# Task
Go through the entries and transcribe each one exactly, dropping the pictures.

# Records for the task
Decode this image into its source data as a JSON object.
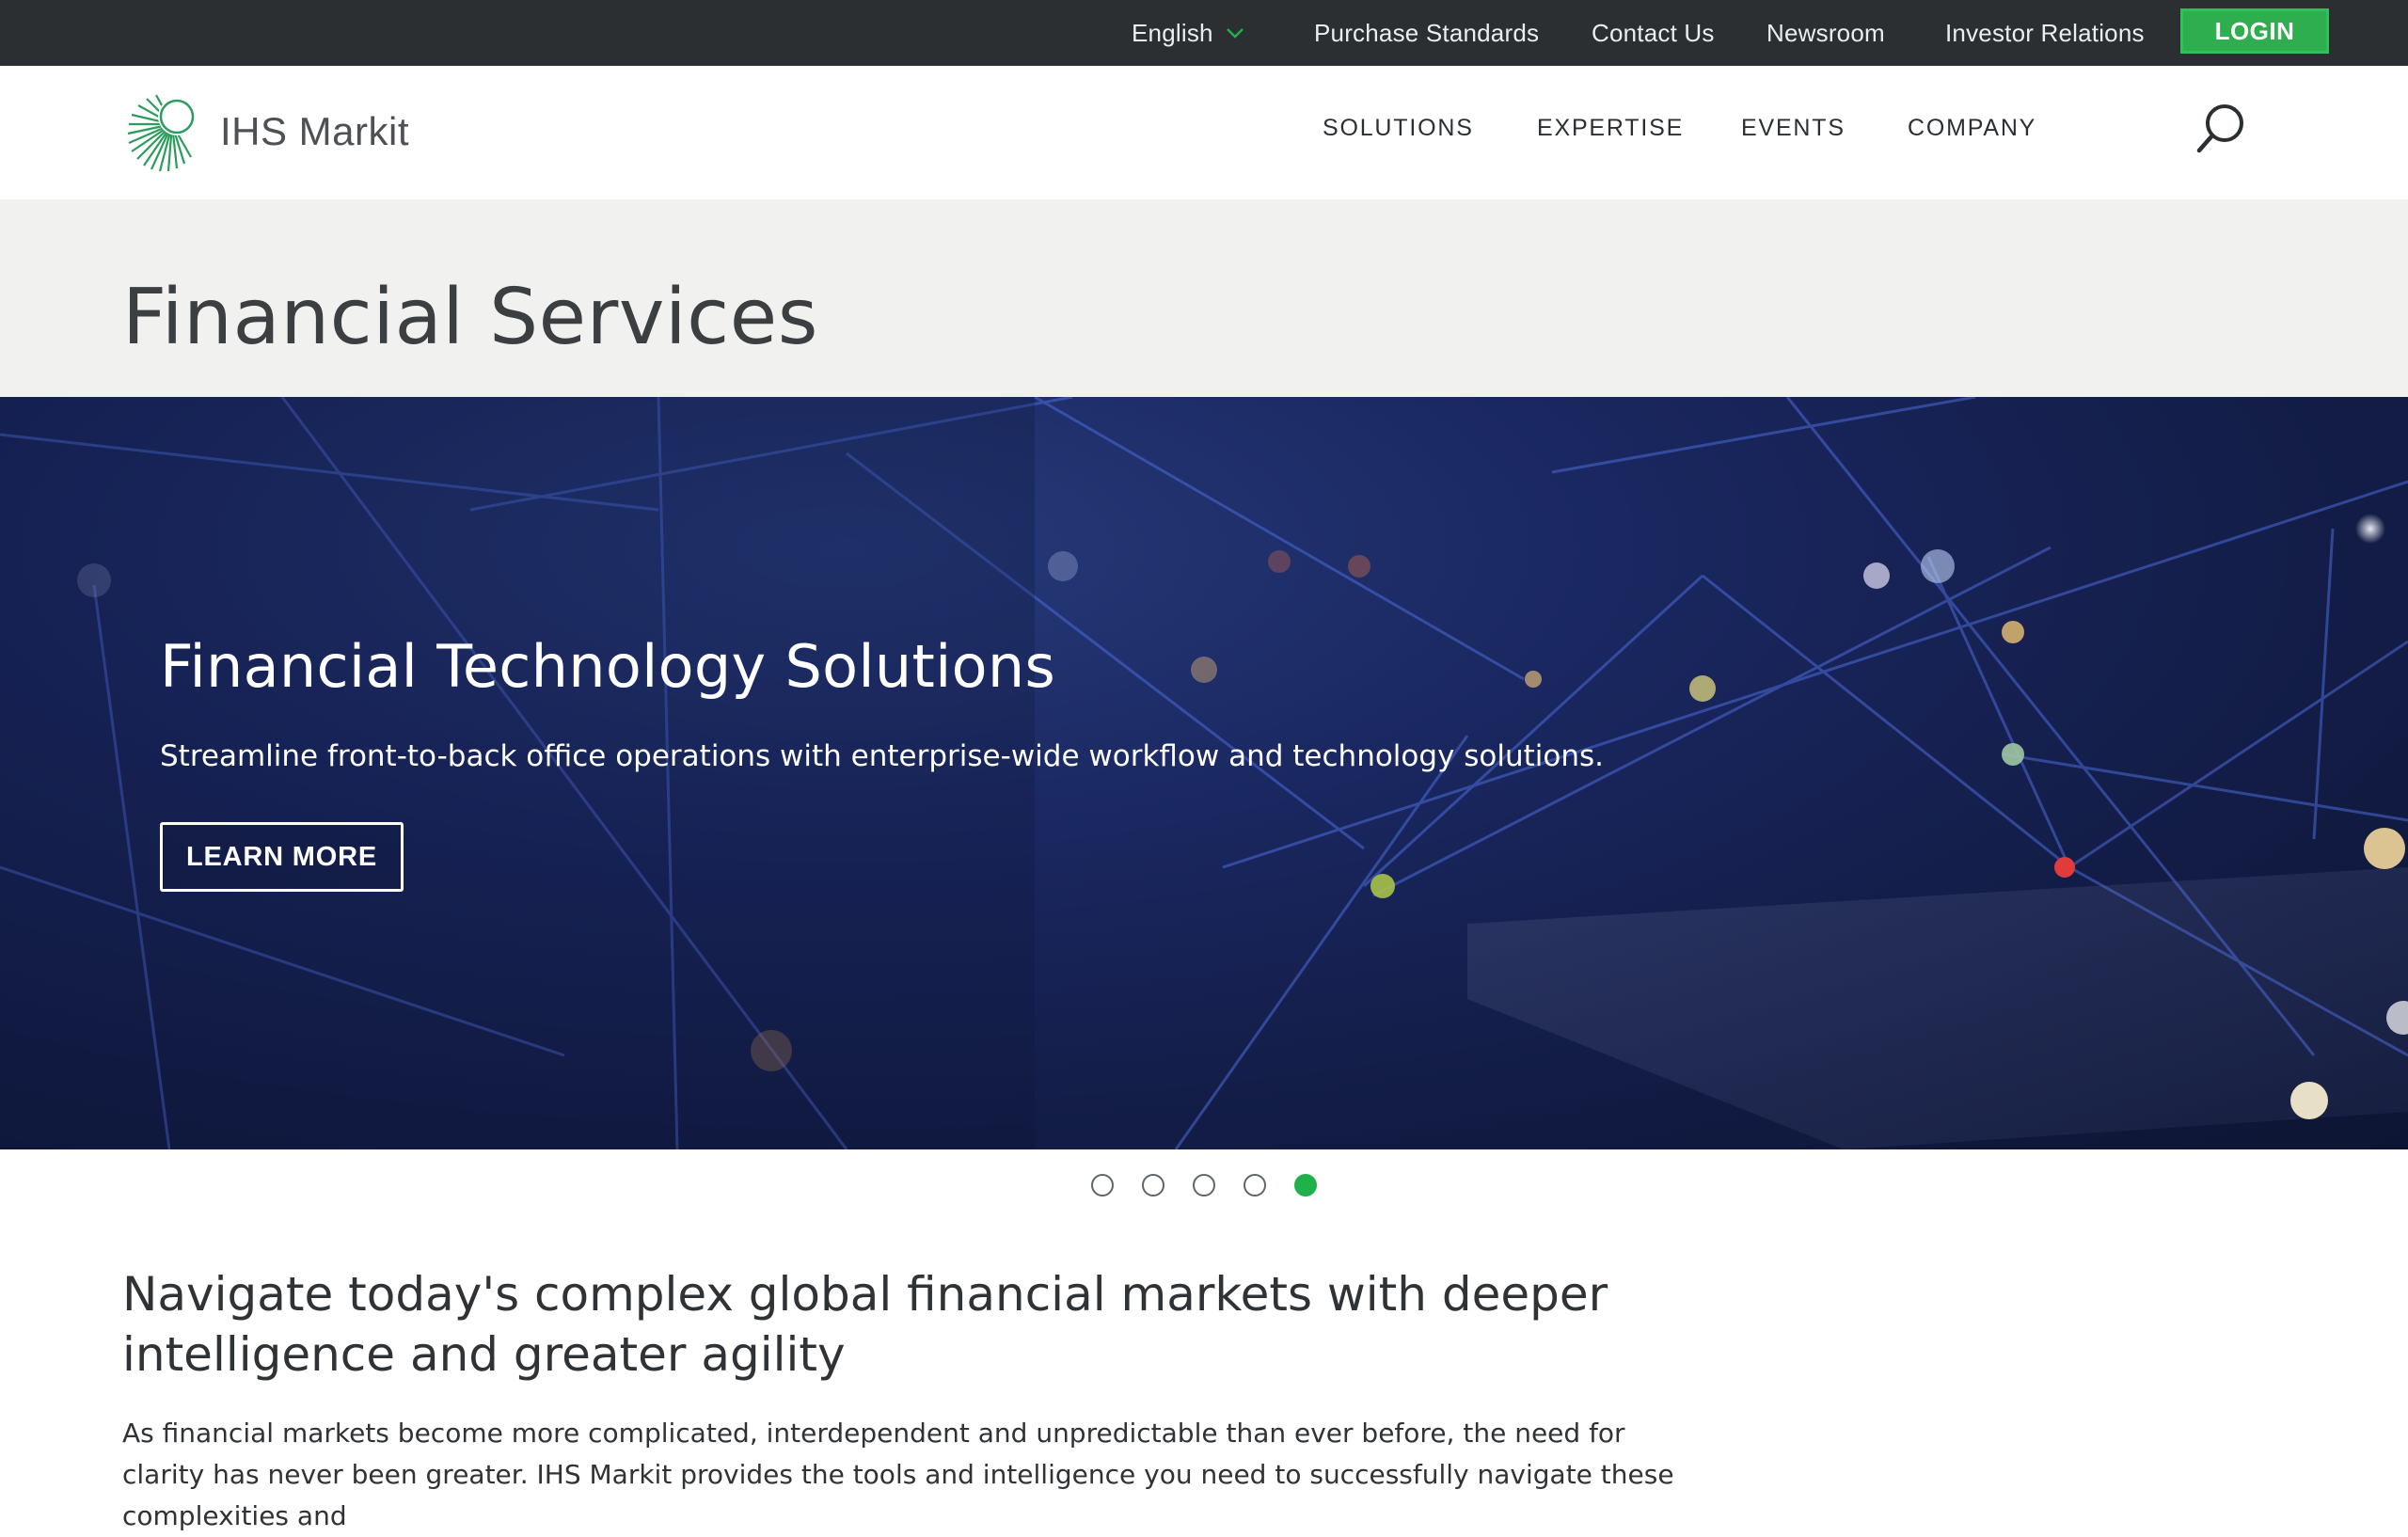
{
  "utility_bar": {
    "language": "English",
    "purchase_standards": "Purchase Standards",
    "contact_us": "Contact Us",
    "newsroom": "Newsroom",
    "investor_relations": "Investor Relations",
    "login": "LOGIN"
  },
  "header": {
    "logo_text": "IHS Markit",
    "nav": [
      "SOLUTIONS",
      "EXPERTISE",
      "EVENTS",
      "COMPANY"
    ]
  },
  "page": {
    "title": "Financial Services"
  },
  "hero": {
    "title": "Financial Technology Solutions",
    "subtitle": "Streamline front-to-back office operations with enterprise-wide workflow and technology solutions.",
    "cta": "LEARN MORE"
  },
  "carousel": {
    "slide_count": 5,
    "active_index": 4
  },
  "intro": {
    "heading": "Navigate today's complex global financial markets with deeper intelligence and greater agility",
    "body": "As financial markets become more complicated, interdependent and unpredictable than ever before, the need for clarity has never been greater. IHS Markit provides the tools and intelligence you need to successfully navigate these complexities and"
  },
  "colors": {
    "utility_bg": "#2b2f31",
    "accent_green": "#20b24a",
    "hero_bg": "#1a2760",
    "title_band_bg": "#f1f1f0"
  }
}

# The answer
Decode this image into its source data as a JSON object.
{
  "utility_bar": {
    "language": "English",
    "purchase_standards": "Purchase Standards",
    "contact_us": "Contact Us",
    "newsroom": "Newsroom",
    "investor_relations": "Investor Relations",
    "login": "LOGIN"
  },
  "header": {
    "logo_text": "IHS Markit",
    "nav": [
      "SOLUTIONS",
      "EXPERTISE",
      "EVENTS",
      "COMPANY"
    ]
  },
  "page": {
    "title": "Financial Services"
  },
  "hero": {
    "title": "Financial Technology Solutions",
    "subtitle": "Streamline front-to-back office operations with enterprise-wide workflow and technology solutions.",
    "cta": "LEARN MORE"
  },
  "carousel": {
    "slide_count": 5,
    "active_index": 4
  },
  "intro": {
    "heading": "Navigate today's complex global financial markets with deeper intelligence and greater agility",
    "body": "As financial markets become more complicated, interdependent and unpredictable than ever before, the need for clarity has never been greater. IHS Markit provides the tools and intelligence you need to successfully navigate these complexities and"
  },
  "colors": {
    "utility_bg": "#2b2f31",
    "accent_green": "#20b24a",
    "hero_bg": "#1a2760",
    "title_band_bg": "#f1f1f0"
  }
}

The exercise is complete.